> **Aim of the task**
Print each of the rows below word for word, leaving nothing out and changing nothing.

> **Exercise materials**
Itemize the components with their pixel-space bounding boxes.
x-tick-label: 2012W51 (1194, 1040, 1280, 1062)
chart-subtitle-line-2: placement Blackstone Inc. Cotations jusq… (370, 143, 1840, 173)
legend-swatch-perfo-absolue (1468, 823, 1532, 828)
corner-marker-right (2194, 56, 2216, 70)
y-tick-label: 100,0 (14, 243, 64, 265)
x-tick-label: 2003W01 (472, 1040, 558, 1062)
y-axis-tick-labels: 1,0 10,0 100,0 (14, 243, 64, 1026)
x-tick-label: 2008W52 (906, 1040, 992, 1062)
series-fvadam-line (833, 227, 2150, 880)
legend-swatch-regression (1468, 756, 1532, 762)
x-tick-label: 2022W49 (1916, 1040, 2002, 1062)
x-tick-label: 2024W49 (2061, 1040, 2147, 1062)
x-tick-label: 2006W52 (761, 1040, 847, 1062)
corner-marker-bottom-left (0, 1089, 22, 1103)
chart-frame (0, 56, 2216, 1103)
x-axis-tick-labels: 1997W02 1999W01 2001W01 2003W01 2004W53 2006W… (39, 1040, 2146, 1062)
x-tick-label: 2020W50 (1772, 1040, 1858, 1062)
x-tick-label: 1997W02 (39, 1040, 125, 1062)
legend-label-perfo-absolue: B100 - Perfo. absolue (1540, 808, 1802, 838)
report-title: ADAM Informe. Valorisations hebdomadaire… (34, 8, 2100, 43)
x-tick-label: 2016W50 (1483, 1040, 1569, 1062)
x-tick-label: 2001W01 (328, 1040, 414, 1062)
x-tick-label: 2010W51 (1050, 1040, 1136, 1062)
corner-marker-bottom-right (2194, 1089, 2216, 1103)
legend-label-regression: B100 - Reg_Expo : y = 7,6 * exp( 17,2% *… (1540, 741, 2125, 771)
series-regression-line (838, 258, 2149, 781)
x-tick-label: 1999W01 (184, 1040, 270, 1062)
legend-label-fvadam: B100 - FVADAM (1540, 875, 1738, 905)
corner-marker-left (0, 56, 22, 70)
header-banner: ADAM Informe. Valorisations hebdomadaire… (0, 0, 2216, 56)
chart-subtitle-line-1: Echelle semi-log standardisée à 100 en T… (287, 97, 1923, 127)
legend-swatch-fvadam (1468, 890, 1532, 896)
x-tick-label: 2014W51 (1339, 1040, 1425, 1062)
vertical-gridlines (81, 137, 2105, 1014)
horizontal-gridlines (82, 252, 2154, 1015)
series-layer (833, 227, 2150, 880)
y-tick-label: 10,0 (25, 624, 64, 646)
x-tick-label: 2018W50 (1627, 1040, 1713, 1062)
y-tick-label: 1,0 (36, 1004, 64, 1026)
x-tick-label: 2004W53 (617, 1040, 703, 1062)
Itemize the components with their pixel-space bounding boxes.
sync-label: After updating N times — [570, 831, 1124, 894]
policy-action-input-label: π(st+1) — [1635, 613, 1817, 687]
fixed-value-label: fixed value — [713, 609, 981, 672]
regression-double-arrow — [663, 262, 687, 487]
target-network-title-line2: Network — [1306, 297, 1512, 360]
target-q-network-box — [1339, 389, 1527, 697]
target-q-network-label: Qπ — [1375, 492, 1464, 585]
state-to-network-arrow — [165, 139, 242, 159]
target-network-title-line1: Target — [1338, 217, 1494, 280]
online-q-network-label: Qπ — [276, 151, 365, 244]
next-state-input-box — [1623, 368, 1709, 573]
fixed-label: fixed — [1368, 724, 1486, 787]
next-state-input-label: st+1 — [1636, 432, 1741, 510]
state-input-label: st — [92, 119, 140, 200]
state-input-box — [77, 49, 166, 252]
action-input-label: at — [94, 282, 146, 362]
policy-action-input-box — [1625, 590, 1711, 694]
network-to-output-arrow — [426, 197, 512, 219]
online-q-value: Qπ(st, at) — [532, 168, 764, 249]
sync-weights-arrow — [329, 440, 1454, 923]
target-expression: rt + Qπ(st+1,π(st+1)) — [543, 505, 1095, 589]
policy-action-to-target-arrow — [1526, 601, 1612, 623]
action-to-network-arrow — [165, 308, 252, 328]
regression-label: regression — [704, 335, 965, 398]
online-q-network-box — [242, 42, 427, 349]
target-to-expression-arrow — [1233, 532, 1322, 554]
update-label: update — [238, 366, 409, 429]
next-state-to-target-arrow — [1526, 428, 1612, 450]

> **Problem solution**
Itemize the components with their pixel-space bounding boxes.
x-tick-label: 2012W51 (1194, 1040, 1280, 1062)
chart-subtitle-line-2: placement Blackstone Inc. Cotations jusq… (370, 143, 1840, 173)
legend-swatch-perfo-absolue (1468, 823, 1532, 828)
corner-marker-right (2194, 56, 2216, 70)
y-tick-label: 100,0 (14, 243, 64, 265)
x-tick-label: 2003W01 (472, 1040, 558, 1062)
y-axis-tick-labels: 1,0 10,0 100,0 (14, 243, 64, 1026)
x-tick-label: 2008W52 (906, 1040, 992, 1062)
series-fvadam-line (833, 227, 2150, 880)
legend-swatch-regression (1468, 756, 1532, 762)
x-tick-label: 2022W49 (1916, 1040, 2002, 1062)
x-tick-label: 2024W49 (2061, 1040, 2147, 1062)
x-tick-label: 2006W52 (761, 1040, 847, 1062)
corner-marker-bottom-left (0, 1089, 22, 1103)
chart-frame (0, 56, 2216, 1103)
x-axis-tick-labels: 1997W02 1999W01 2001W01 2003W01 2004W53 2006W… (39, 1040, 2146, 1062)
x-tick-label: 2020W50 (1772, 1040, 1858, 1062)
x-tick-label: 1997W02 (39, 1040, 125, 1062)
legend-label-perfo-absolue: B100 - Perfo. absolue (1540, 808, 1802, 838)
report-title: ADAM Informe. Valorisations hebdomadaire… (34, 8, 2100, 43)
x-tick-label: 2016W50 (1483, 1040, 1569, 1062)
x-tick-label: 2001W01 (328, 1040, 414, 1062)
x-tick-label: 2010W51 (1050, 1040, 1136, 1062)
corner-marker-bottom-right (2194, 1089, 2216, 1103)
legend-label-regression: B100 - Reg_Expo : y = 7,6 * exp( 17,2% *… (1540, 741, 2125, 771)
series-regression-line (838, 258, 2149, 781)
x-tick-label: 1999W01 (184, 1040, 270, 1062)
legend-label-fvadam: B100 - FVADAM (1540, 875, 1738, 905)
corner-marker-left (0, 56, 22, 70)
header-banner: ADAM Informe. Valorisations hebdomadaire… (0, 0, 2216, 56)
chart-subtitle-line-1: Echelle semi-log standardisée à 100 en T… (287, 97, 1923, 127)
legend-swatch-fvadam (1468, 890, 1532, 896)
x-tick-label: 2014W51 (1339, 1040, 1425, 1062)
vertical-gridlines (81, 137, 2105, 1014)
horizontal-gridlines (82, 252, 2154, 1015)
series-layer (833, 227, 2150, 880)
y-tick-label: 10,0 (25, 624, 64, 646)
x-tick-label: 2018W50 (1627, 1040, 1713, 1062)
y-tick-label: 1,0 (36, 1004, 64, 1026)
x-tick-label: 2004W53 (617, 1040, 703, 1062)
Itemize the components with their pixel-space bounding boxes.
sync-label: After updating N times — [570, 831, 1124, 894]
policy-action-input-label: π(st+1) — [1635, 613, 1817, 687]
fixed-value-label: fixed value — [713, 609, 981, 672]
regression-double-arrow — [663, 262, 687, 487]
target-network-title-line2: Network — [1306, 297, 1512, 360]
target-q-network-box — [1339, 389, 1527, 697]
target-q-network-label: Qπ — [1375, 492, 1464, 585]
state-to-network-arrow — [165, 139, 242, 159]
target-network-title-line1: Target — [1338, 217, 1494, 280]
online-q-network-label: Qπ — [276, 151, 365, 244]
next-state-input-box — [1623, 368, 1709, 573]
fixed-label: fixed — [1368, 724, 1486, 787]
next-state-input-label: st+1 — [1636, 432, 1741, 510]
state-input-label: st — [92, 119, 140, 200]
state-input-box — [77, 49, 166, 252]
action-input-label: at — [94, 282, 146, 362]
policy-action-input-box — [1625, 590, 1711, 694]
network-to-output-arrow — [426, 197, 512, 219]
online-q-value: Qπ(st, at) — [532, 168, 764, 249]
sync-weights-arrow — [329, 440, 1454, 923]
target-expression: rt + Qπ(st+1,π(st+1)) — [543, 505, 1095, 589]
policy-action-to-target-arrow — [1526, 601, 1612, 623]
action-to-network-arrow — [165, 308, 252, 328]
regression-label: regression — [704, 335, 965, 398]
online-q-network-box — [242, 42, 427, 349]
target-to-expression-arrow — [1233, 532, 1322, 554]
update-label: update — [238, 366, 409, 429]
next-state-to-target-arrow — [1526, 428, 1612, 450]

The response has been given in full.